# TASK DESCRIPTION
Below are the records; copy each line in them that holds the word "Athlete".

# DATA LINES

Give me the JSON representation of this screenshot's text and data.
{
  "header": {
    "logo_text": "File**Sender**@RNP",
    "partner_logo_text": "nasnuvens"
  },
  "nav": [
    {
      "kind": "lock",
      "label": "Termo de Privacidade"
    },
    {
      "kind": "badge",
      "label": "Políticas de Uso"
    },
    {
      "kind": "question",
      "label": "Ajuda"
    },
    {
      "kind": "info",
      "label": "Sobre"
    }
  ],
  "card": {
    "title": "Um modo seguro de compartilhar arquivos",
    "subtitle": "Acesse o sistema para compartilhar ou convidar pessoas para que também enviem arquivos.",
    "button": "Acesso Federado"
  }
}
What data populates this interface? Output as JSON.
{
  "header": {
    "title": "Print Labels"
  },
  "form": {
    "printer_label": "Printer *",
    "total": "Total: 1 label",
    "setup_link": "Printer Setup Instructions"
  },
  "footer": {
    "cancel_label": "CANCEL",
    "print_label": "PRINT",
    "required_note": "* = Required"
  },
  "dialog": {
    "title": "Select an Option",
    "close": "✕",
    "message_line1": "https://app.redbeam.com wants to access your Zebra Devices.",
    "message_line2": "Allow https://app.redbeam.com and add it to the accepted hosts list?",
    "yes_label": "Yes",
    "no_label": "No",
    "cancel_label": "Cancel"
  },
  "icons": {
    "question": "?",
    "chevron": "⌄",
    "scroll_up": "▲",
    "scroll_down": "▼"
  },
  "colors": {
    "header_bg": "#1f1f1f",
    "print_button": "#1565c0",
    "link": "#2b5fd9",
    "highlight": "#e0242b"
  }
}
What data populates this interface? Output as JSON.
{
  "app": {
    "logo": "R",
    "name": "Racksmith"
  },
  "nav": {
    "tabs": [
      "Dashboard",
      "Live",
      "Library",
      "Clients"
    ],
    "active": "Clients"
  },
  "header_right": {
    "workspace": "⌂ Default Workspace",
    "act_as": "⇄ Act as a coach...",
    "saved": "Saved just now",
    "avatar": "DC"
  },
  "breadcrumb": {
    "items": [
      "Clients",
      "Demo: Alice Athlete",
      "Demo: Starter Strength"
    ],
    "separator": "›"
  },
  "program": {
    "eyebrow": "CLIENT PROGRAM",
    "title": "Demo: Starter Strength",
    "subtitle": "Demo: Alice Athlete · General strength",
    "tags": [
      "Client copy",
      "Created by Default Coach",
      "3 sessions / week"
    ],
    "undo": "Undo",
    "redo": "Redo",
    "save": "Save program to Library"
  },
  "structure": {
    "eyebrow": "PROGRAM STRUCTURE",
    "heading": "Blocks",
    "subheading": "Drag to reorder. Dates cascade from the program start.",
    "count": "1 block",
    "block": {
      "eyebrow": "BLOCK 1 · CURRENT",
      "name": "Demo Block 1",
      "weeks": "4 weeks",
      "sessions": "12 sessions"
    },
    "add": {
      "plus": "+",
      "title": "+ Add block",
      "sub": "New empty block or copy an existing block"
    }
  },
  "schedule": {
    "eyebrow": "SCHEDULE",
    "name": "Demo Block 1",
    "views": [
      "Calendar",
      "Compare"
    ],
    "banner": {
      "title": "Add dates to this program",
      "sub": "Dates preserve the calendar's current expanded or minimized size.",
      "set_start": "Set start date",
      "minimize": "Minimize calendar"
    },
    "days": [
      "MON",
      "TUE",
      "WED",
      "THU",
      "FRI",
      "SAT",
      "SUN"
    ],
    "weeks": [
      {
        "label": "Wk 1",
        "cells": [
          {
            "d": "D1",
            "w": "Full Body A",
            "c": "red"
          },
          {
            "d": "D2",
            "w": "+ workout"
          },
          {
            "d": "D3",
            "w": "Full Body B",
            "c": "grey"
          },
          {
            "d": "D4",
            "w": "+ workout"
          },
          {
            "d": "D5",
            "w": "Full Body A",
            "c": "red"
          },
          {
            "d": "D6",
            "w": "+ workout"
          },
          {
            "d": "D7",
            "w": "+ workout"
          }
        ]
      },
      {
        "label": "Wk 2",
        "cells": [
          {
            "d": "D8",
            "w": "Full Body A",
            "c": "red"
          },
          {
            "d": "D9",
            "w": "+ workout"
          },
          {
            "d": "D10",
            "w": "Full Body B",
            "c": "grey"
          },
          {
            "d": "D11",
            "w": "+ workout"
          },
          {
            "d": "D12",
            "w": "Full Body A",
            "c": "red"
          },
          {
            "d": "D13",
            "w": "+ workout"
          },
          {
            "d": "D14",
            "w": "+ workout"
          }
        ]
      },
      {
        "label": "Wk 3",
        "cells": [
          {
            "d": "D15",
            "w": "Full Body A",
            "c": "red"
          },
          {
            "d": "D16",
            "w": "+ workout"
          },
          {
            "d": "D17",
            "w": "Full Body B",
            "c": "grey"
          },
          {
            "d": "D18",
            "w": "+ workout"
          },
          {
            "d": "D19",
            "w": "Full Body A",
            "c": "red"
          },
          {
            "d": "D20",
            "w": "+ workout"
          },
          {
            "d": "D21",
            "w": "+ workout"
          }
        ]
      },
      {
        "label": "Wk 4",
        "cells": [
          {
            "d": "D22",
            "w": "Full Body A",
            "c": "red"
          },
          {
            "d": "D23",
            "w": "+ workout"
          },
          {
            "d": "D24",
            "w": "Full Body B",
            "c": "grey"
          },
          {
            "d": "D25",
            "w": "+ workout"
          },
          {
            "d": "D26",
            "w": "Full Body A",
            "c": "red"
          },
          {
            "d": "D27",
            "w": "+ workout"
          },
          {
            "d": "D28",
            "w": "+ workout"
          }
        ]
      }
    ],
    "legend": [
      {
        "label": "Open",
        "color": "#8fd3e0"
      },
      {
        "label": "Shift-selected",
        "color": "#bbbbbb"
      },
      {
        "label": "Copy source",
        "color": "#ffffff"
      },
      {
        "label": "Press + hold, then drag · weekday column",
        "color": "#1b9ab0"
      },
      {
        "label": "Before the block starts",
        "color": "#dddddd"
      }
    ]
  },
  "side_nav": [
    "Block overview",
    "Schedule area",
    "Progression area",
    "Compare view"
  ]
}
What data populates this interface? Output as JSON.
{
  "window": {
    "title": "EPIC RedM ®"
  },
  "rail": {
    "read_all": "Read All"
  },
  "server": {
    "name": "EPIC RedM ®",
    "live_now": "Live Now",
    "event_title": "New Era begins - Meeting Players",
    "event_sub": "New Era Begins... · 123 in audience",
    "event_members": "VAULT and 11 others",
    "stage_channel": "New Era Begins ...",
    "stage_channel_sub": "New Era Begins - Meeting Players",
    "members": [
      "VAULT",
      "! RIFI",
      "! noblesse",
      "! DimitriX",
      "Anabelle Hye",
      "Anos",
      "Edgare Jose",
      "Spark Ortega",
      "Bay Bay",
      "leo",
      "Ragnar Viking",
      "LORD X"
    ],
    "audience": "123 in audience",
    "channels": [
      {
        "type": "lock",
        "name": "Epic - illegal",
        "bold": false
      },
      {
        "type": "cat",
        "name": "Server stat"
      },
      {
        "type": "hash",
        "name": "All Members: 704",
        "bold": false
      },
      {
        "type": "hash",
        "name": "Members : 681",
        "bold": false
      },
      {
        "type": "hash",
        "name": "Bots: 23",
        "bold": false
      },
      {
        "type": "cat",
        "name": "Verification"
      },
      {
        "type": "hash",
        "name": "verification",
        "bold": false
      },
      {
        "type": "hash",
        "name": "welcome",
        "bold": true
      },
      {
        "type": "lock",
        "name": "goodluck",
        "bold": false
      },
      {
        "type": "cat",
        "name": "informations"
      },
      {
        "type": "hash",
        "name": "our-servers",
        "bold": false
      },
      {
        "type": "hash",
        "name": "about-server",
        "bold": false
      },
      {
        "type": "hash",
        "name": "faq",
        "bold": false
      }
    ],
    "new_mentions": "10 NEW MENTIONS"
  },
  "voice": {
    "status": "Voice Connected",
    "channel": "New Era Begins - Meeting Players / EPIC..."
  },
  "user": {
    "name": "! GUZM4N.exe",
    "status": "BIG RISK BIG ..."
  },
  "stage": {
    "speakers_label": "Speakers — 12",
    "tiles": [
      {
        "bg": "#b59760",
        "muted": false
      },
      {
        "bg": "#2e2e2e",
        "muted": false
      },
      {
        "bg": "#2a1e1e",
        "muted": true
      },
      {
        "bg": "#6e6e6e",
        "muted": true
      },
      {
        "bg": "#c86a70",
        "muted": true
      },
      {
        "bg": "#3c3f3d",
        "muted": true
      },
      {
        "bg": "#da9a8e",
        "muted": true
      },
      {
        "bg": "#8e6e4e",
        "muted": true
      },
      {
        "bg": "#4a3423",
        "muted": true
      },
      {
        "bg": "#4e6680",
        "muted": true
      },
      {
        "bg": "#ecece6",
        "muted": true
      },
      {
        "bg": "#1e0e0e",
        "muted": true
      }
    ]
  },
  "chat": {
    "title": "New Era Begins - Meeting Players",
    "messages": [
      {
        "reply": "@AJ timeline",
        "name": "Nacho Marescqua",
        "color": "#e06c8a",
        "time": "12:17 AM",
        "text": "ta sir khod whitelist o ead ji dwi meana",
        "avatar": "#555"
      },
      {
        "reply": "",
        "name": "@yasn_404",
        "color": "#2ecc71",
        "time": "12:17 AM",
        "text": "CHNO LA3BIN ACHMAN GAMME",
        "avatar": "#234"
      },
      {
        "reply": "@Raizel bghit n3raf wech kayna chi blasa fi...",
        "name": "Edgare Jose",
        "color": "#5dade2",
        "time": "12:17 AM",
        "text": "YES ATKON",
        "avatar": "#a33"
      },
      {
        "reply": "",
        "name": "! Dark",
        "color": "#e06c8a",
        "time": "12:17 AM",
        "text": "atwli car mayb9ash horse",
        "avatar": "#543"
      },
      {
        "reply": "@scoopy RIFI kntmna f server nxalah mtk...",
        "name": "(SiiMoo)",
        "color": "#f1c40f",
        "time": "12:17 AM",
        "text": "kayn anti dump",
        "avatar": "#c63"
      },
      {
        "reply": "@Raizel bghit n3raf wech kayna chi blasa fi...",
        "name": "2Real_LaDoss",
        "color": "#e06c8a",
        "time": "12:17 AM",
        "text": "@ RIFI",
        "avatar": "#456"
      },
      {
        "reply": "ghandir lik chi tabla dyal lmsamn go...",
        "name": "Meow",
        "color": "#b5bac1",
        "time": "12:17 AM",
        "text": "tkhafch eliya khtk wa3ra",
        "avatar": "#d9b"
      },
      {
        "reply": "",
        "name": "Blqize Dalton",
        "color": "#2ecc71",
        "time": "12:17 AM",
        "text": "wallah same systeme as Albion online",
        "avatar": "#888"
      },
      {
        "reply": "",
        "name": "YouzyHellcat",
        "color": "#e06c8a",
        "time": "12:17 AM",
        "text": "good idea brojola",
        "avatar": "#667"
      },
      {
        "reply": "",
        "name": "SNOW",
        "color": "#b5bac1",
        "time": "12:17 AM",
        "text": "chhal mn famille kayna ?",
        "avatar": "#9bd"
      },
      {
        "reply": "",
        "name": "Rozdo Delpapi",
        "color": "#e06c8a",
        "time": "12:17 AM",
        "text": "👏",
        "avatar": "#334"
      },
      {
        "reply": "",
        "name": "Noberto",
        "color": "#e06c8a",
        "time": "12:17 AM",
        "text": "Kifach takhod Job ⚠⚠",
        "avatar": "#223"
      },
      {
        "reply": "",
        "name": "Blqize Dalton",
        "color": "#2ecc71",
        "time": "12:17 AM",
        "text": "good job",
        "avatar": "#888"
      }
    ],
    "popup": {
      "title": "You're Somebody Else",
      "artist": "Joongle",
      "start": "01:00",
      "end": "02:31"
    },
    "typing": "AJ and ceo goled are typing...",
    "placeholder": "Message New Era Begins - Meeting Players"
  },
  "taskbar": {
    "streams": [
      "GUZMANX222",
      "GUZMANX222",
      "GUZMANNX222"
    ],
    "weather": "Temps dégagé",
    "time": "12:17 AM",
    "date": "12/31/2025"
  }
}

# COMPLETED EXERCISE
      "Demo: Alice Athlete",
    "subtitle": "Demo: Alice Athlete · General strength",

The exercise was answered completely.